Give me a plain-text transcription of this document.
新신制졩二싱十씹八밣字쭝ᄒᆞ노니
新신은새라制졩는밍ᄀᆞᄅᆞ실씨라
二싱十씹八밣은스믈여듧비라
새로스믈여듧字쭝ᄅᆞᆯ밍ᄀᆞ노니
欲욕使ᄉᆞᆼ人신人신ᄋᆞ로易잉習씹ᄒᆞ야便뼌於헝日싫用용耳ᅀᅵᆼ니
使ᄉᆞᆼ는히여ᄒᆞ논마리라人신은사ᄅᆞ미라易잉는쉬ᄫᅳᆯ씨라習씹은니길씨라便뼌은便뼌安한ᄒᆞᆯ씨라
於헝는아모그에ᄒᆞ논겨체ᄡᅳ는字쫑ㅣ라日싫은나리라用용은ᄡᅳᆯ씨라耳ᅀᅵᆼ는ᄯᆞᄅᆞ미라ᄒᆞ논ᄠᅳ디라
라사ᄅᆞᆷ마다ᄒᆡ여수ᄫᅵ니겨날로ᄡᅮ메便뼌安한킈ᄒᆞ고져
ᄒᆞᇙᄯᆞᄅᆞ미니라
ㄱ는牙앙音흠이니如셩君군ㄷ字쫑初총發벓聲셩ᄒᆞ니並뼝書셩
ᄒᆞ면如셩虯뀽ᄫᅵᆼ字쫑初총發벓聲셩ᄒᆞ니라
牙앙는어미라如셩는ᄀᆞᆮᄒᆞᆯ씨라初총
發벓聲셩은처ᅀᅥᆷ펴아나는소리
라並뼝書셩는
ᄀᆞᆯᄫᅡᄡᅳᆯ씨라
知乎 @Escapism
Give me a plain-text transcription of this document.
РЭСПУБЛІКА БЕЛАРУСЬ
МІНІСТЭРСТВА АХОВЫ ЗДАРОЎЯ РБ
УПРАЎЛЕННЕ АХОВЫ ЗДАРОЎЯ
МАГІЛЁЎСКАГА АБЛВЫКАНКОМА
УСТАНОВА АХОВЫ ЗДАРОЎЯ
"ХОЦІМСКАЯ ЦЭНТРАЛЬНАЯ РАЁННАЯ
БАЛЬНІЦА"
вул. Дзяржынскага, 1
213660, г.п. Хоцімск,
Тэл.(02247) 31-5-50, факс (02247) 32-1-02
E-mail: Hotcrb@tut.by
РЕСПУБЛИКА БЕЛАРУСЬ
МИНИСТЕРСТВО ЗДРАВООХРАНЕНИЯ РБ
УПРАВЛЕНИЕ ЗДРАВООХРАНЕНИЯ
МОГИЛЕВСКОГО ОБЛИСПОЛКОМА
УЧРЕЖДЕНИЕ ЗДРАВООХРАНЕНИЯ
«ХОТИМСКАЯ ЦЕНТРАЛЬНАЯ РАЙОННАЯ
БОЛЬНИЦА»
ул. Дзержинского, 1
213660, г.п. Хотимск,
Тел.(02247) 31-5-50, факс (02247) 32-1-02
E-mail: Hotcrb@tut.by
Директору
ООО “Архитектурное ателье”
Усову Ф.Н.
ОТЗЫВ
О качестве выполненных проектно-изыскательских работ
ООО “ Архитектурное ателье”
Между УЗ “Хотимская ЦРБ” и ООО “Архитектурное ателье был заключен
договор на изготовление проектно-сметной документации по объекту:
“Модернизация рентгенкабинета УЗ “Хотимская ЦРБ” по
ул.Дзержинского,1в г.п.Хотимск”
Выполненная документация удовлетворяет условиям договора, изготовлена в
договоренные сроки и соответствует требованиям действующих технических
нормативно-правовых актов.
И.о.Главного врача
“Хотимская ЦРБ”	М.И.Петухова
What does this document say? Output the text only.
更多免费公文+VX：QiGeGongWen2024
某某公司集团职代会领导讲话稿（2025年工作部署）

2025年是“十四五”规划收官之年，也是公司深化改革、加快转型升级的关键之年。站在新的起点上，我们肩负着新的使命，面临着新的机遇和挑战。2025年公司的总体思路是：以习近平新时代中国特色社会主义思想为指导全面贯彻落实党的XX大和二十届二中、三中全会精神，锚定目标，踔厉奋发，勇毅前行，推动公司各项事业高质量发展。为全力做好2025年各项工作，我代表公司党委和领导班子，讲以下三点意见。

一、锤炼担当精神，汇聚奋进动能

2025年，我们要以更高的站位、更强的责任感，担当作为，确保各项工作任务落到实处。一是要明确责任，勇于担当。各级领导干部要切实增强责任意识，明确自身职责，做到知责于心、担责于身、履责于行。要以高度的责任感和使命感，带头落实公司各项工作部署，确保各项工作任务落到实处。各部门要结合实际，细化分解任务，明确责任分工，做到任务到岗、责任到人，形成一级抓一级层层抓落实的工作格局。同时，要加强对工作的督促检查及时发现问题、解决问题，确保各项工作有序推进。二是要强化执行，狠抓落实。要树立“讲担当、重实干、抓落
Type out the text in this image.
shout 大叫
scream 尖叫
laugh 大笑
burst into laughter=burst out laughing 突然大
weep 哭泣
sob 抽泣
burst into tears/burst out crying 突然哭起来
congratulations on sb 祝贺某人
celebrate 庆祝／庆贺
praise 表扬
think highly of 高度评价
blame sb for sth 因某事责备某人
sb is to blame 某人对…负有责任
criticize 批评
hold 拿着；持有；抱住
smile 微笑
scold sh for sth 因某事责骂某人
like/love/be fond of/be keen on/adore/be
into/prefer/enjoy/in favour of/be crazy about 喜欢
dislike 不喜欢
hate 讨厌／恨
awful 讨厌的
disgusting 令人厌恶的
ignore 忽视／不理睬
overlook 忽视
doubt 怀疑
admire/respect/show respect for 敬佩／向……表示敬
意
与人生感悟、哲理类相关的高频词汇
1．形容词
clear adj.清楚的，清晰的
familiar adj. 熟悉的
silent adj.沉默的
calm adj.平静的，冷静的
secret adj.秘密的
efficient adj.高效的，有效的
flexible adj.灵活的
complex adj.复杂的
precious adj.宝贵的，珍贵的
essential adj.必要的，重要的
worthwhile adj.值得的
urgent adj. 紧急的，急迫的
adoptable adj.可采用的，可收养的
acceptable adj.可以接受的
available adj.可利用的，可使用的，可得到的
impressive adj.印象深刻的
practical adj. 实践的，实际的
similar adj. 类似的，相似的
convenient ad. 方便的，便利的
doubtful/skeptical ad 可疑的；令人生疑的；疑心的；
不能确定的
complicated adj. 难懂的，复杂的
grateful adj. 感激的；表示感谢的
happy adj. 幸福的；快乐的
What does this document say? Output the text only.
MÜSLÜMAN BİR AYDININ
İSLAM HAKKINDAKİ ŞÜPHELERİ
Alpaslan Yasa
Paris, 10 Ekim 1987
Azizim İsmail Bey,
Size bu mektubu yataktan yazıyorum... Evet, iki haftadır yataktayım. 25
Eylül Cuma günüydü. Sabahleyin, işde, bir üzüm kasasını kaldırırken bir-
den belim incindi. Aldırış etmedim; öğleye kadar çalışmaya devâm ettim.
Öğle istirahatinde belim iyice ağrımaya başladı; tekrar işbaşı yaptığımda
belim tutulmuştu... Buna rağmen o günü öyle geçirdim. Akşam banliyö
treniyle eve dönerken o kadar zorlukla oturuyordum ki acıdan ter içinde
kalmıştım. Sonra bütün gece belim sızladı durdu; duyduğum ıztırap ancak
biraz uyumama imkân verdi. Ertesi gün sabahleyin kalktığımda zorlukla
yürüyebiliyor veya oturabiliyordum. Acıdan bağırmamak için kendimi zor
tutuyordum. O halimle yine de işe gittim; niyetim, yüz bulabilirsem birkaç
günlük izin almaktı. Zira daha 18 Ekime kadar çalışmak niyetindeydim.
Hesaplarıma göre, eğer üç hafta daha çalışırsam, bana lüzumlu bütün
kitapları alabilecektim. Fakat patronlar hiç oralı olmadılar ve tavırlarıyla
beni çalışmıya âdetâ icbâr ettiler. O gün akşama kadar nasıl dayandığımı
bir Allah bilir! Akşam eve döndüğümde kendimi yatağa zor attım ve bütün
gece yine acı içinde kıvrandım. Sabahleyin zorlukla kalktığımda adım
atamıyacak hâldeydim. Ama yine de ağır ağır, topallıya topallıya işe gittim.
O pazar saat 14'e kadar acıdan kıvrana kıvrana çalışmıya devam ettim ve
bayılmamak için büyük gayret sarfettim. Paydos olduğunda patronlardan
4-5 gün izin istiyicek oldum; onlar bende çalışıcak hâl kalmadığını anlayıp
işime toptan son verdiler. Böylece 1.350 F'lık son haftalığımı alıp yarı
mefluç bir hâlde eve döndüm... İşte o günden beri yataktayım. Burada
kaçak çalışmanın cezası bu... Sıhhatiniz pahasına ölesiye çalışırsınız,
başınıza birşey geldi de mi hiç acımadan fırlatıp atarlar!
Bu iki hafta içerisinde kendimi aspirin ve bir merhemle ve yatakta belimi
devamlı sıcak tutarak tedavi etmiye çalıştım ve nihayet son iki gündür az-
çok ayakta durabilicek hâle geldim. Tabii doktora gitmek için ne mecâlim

== == ==

**STATED EXERCISE:**
Find the word "yataktayım" in the material, then list each line that holds it.

**ANSWER FOR THE TASK:**
Size bu mektubu yataktan yazıyorum... Evet, iki haftadır yataktayım. 25
mefluç bir hâlde eve döndüm... İşte o günden beri yataktayım. Burada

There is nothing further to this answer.